(Stored data entries)

--- Start ---

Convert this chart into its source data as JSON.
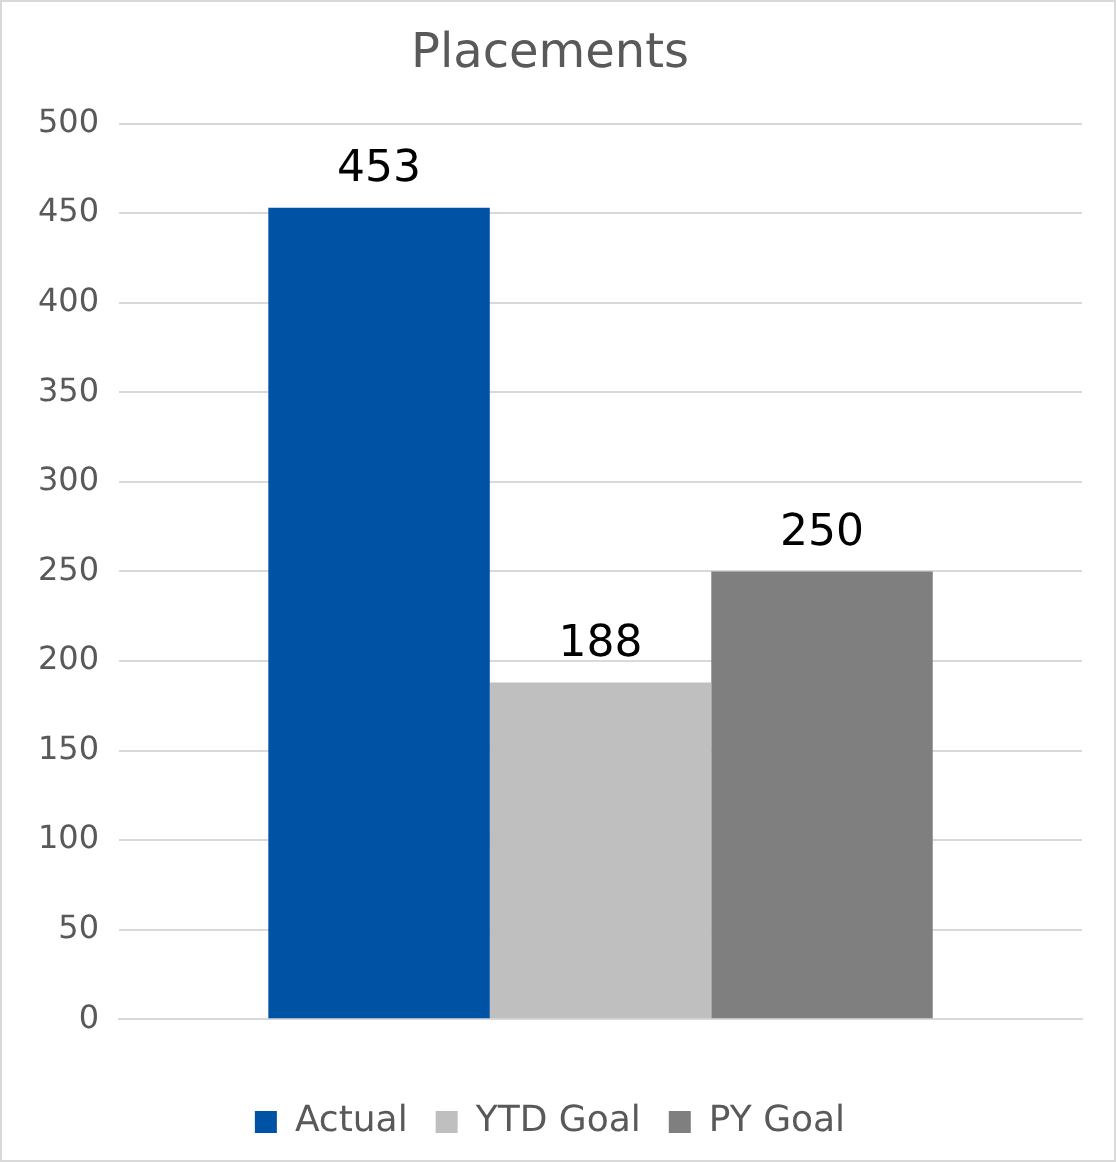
{
  "chart_data": {
    "type": "bar",
    "title": "Placements",
    "categories": [
      null
    ],
    "series": [
      {
        "name": "Actual",
        "color": "#0052a5",
        "values": [
          453
        ]
      },
      {
        "name": "YTD Goal",
        "color": "#bfbfbf",
        "values": [
          188
        ]
      },
      {
        "name": "PY Goal",
        "color": "#7f7f7f",
        "values": [
          250
        ]
      }
    ],
    "ylim": [
      0,
      500
    ],
    "yticks": [
      0,
      50,
      100,
      150,
      200,
      250,
      300,
      350,
      400,
      450,
      500
    ],
    "grid": "y",
    "legend": "bottom",
    "data_labels": true
  }
}
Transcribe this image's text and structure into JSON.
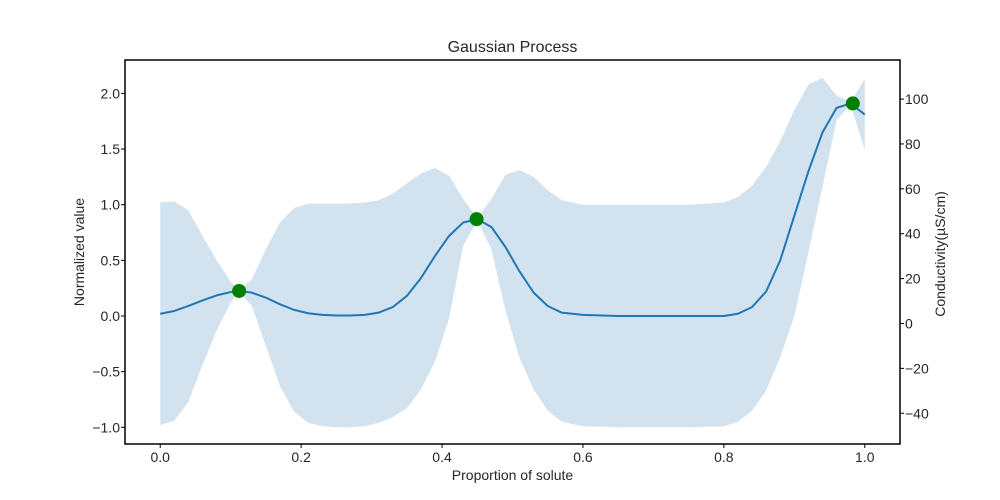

--- End ---

▶ **Work instructions**
Return the listing above unchanged, apart from dropping its pictures.

▶ **Exercise output**
Convert this chart into its source data as JSON.
{
  "chart_data": {
    "type": "bar",
    "title": "Placements",
    "categories": [
      null
    ],
    "series": [
      {
        "name": "Actual",
        "color": "#0052a5",
        "values": [
          453
        ]
      },
      {
        "name": "YTD Goal",
        "color": "#bfbfbf",
        "values": [
          188
        ]
      },
      {
        "name": "PY Goal",
        "color": "#7f7f7f",
        "values": [
          250
        ]
      }
    ],
    "ylim": [
      0,
      500
    ],
    "yticks": [
      0,
      50,
      100,
      150,
      200,
      250,
      300,
      350,
      400,
      450,
      500
    ],
    "grid": "y",
    "legend": "bottom",
    "data_labels": true
  }
}
Transcribe this image's text and structure into JSON.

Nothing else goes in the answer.